En qué consiste: Enumere todos los países que se mencionan por su nombre en el texto sobre la película «Ida».

Fragmento:
* * *
Por extraños
designios de la distribución, coinciden en la cartelera "La mujer del
quinto" e "Ida", dos películas tan diferentes que no parecen
dirigidas por la misma persona. Pawel Pawlikowski practica el darwinismo
cinematográfico y se adapta al medio en el que le toca filmar, ya sea en Inglaterra,
Francia o en su Polonia natal, donde rueda por primera vez después de haber
sido reconocido internacionalmente. Pero que nadie espere en esta parábola del
hijo pródigo reencuentros amables ni postales de felicidad. Pawlikowski regresa
con el ánimo de ajustar cuentas con el pasado reciente, aquel tránsito del
oscurantismo a la normalidad que vivió la generación de sus padres. De eso trata
"Ida", de la difícil relación entre dos mundos que comparten una
historia en común.
Bajo su
apariencia de cuento minimalista, la película esboza el paisaje en blanco y
negro de un país zarandeado por los conflictos políticos y religiosos, tras
haber padecido las consecutivas ocupaciones nazis y soviéticas, y el baile de
fronteras que convirtió en apátridas a muchos de sus ciudadanos. No es extraño,
por todo esto, que Pawlikowski haya optado por la austeridad narrativa y por la
síntesis de los elementos que construyen la ficción. Se trata de cine
intimista, y antes de permitir que la trama sea sepultada por los
acontecimientos históricos, el cineasta polaco la ha desbrozado hasta descubrir
su tronco sólido y robusto, o lo que es igual: la depuración de un estilo donde
se conjugan el cine, la fotografía y el relato.
* * *
Contenido del conjunto:

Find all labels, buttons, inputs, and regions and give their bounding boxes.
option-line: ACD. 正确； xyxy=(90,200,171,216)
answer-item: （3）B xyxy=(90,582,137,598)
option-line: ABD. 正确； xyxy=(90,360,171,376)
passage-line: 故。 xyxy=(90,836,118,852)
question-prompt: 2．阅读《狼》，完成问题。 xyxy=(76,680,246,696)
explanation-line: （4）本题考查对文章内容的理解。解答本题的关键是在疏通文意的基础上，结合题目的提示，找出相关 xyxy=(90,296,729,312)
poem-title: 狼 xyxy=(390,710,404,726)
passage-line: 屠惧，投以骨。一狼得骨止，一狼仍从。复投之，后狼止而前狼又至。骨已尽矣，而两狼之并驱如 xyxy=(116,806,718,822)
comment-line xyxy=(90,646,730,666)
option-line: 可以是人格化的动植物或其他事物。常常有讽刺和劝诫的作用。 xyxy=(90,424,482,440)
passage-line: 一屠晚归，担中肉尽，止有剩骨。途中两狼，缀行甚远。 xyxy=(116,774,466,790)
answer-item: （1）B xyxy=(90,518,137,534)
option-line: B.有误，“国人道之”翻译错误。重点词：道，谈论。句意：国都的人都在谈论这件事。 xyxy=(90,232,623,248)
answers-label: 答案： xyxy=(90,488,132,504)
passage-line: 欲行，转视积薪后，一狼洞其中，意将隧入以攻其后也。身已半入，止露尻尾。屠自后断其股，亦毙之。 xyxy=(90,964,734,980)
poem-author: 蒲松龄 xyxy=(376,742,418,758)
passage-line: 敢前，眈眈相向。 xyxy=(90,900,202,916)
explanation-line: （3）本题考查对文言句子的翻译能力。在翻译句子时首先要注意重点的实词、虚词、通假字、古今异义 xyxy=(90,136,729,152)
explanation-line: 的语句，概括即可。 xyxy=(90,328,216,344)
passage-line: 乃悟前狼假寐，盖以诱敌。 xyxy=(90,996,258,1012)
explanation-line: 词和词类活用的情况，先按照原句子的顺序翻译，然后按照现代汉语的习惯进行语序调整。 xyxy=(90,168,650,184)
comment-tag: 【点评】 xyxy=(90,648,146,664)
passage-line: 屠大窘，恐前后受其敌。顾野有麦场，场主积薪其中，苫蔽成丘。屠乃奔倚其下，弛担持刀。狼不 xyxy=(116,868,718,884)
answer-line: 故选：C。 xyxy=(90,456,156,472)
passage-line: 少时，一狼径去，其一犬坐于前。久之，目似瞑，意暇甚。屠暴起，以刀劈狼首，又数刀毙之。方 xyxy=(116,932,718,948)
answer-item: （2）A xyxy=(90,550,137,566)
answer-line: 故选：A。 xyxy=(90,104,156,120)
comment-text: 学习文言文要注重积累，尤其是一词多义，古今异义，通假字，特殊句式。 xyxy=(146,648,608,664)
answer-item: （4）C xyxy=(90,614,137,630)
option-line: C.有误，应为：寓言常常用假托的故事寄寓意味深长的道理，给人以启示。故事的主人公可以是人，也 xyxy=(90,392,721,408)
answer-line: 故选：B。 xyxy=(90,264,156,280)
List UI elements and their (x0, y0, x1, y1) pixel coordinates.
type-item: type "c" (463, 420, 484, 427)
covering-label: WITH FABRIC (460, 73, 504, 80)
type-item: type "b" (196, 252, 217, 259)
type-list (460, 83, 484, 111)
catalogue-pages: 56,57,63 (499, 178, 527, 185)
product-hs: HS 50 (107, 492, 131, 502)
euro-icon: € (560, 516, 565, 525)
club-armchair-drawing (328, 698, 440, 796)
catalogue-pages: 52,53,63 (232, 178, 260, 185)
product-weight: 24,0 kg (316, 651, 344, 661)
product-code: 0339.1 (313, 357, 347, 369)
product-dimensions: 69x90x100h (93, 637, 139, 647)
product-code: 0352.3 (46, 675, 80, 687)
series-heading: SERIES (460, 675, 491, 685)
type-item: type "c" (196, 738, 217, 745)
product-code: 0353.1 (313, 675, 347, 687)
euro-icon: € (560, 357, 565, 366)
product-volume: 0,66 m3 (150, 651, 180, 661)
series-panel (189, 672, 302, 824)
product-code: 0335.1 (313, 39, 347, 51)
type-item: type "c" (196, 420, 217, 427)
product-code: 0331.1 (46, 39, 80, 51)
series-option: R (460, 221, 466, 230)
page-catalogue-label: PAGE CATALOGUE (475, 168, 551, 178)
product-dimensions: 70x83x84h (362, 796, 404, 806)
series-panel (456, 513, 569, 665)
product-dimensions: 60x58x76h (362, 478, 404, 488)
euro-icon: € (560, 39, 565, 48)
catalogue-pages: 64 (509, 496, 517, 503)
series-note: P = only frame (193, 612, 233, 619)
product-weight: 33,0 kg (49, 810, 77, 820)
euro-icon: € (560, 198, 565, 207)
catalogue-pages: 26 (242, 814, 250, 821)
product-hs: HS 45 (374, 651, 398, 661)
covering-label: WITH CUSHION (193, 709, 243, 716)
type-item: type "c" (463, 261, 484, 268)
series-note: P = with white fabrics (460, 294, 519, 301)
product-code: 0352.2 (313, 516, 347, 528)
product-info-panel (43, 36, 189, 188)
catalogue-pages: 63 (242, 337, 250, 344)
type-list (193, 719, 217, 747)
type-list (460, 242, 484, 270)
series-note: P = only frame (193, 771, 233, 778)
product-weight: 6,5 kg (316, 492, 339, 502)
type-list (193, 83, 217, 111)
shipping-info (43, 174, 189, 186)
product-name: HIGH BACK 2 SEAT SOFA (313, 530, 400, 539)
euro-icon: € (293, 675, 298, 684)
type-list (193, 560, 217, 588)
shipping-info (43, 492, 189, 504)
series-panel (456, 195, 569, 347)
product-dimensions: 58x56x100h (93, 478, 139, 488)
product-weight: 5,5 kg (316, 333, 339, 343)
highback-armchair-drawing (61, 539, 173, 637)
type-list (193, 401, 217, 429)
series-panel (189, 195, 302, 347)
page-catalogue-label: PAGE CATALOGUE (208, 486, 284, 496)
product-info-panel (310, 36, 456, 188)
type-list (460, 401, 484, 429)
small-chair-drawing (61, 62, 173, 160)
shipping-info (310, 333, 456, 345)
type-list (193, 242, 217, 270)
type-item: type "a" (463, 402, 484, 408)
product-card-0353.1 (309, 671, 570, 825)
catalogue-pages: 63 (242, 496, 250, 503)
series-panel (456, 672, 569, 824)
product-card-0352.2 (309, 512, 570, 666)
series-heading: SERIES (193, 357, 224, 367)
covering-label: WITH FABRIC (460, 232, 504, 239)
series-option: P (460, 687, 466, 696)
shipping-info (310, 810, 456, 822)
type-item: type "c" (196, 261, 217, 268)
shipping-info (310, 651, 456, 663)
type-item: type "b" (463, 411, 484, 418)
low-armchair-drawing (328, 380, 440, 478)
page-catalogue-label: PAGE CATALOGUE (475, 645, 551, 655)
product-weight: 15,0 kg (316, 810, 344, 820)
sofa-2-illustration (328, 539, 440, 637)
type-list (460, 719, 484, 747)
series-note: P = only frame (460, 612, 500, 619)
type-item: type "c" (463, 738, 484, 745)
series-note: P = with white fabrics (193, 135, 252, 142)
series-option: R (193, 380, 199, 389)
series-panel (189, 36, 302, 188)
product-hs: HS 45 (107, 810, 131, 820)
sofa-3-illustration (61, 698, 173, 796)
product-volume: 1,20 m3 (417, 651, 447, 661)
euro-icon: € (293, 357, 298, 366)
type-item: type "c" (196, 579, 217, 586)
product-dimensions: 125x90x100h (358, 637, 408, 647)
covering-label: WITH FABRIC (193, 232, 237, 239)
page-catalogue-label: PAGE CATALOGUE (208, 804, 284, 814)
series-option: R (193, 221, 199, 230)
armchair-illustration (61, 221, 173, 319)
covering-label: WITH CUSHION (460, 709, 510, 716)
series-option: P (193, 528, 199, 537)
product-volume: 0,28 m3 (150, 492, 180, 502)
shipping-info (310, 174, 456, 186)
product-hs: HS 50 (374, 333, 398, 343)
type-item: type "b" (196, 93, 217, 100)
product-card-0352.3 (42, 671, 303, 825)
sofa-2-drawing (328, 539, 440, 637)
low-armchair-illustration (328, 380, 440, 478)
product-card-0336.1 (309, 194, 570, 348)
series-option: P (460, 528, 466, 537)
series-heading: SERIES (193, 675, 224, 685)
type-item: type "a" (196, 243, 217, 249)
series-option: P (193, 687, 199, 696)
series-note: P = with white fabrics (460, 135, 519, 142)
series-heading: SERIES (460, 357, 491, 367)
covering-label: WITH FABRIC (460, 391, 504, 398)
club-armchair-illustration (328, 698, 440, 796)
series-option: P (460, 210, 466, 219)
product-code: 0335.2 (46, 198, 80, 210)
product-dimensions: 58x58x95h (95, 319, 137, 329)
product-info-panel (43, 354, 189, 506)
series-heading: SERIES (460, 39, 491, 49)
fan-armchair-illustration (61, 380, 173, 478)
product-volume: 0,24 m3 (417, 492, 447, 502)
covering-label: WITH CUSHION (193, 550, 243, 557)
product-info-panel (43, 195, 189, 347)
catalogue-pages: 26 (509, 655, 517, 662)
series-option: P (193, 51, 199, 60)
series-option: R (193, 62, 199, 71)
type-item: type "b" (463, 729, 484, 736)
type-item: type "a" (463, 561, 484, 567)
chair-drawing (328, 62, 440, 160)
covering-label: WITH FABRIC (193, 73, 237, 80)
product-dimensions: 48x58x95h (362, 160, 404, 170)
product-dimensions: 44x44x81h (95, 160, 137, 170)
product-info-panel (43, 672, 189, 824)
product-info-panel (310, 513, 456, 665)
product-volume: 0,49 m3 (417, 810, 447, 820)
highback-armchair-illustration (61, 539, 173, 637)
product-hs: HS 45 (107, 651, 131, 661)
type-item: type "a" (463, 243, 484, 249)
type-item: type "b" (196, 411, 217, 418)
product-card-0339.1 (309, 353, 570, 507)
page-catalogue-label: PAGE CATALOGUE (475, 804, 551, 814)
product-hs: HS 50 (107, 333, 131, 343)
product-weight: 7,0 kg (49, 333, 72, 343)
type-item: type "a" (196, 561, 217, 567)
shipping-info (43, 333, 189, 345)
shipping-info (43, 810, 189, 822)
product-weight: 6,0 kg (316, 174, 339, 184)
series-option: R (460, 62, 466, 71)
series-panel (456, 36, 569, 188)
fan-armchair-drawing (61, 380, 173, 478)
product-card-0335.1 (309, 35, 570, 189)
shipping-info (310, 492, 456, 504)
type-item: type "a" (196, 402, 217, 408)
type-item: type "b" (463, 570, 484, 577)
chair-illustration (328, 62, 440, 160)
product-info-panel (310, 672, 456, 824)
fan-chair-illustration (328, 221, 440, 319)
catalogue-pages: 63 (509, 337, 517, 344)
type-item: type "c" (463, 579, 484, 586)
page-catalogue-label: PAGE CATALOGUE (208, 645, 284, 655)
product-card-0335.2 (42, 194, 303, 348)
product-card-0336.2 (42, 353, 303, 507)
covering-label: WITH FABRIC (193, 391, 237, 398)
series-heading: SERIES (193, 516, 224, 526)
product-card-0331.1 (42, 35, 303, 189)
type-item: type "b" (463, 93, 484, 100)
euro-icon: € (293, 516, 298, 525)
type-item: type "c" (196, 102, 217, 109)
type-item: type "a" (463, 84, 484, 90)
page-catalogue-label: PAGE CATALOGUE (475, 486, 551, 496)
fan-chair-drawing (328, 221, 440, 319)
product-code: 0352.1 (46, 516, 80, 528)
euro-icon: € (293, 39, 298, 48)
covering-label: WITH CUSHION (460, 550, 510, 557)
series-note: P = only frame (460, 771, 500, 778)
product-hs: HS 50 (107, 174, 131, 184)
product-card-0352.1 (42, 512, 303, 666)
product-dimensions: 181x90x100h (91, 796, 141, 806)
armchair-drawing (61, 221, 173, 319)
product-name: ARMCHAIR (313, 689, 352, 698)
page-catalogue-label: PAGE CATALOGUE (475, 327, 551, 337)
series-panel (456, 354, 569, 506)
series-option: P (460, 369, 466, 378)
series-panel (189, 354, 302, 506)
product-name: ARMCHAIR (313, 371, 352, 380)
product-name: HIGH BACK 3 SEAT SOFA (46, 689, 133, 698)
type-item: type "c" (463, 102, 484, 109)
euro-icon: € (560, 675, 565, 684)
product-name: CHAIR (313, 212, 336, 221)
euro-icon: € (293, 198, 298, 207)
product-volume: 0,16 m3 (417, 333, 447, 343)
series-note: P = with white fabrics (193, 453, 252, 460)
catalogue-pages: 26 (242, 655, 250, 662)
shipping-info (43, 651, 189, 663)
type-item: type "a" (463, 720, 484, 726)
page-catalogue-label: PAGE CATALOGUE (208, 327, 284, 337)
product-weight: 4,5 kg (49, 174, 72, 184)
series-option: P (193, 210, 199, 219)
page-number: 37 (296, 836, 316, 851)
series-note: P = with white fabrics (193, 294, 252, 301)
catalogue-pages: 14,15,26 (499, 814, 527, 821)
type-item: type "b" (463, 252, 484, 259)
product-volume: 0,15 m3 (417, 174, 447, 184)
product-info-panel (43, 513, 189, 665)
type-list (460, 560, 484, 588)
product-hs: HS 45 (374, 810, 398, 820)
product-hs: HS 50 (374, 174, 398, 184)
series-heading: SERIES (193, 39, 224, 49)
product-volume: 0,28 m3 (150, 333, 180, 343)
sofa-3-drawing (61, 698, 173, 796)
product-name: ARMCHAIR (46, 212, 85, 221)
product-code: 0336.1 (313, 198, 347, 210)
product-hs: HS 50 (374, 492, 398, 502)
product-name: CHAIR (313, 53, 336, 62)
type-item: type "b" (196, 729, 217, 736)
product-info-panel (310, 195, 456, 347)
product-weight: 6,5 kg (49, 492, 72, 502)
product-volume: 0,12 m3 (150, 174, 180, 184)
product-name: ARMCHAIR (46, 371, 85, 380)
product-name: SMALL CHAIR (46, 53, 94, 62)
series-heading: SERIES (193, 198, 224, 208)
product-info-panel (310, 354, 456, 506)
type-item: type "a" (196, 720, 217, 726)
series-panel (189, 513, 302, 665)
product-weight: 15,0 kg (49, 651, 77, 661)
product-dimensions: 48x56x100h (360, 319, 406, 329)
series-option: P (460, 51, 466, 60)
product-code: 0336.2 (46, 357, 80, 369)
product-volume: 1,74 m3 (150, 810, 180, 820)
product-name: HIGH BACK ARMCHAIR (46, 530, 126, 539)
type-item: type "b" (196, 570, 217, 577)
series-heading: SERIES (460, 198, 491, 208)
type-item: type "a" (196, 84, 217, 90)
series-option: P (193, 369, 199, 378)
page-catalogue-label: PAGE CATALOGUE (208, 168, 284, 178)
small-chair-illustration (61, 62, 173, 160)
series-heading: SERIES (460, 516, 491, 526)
* * *
Respuesta al ejercicio: Inglaterra, Francia y Polonia.